## [Set exercise]
The complete listing should be restated exactly.

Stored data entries
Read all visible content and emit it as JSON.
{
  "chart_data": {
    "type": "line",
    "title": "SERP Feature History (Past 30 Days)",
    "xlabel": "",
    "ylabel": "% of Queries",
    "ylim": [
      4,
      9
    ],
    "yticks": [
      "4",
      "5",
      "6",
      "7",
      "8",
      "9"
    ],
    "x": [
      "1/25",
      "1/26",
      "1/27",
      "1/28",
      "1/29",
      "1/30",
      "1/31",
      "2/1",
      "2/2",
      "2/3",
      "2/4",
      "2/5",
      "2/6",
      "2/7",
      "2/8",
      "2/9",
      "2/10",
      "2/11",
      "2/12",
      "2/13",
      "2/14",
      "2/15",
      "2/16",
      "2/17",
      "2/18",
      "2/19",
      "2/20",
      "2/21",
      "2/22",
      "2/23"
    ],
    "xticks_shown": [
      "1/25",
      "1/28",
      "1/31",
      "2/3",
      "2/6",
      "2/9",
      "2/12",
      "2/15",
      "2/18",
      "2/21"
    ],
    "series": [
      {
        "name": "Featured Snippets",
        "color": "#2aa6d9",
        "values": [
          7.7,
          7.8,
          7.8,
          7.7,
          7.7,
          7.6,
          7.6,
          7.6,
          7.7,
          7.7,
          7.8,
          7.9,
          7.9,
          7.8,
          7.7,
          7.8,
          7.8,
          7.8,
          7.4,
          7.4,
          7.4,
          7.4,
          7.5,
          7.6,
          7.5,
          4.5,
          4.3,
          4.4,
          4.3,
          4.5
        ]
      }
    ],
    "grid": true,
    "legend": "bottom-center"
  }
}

## [Result of this task]
Read all visible content and emit it as JSON.
{
  "chart_data": {
    "type": "line",
    "title": "SERP Feature History (Past 30 Days)",
    "xlabel": "",
    "ylabel": "% of Queries",
    "ylim": [
      4,
      9
    ],
    "yticks": [
      "4",
      "5",
      "6",
      "7",
      "8",
      "9"
    ],
    "x": [
      "1/25",
      "1/26",
      "1/27",
      "1/28",
      "1/29",
      "1/30",
      "1/31",
      "2/1",
      "2/2",
      "2/3",
      "2/4",
      "2/5",
      "2/6",
      "2/7",
      "2/8",
      "2/9",
      "2/10",
      "2/11",
      "2/12",
      "2/13",
      "2/14",
      "2/15",
      "2/16",
      "2/17",
      "2/18",
      "2/19",
      "2/20",
      "2/21",
      "2/22",
      "2/23"
    ],
    "xticks_shown": [
      "1/25",
      "1/28",
      "1/31",
      "2/3",
      "2/6",
      "2/9",
      "2/12",
      "2/15",
      "2/18",
      "2/21"
    ],
    "series": [
      {
        "name": "Featured Snippets",
        "color": "#2aa6d9",
        "values": [
          7.7,
          7.8,
          7.8,
          7.7,
          7.7,
          7.6,
          7.6,
          7.6,
          7.7,
          7.7,
          7.8,
          7.9,
          7.9,
          7.8,
          7.7,
          7.8,
          7.8,
          7.8,
          7.4,
          7.4,
          7.4,
          7.4,
          7.5,
          7.6,
          7.5,
          4.5,
          4.3,
          4.4,
          4.3,
          4.5
        ]
      }
    ],
    "grid": true,
    "legend": "bottom-center"
  }
}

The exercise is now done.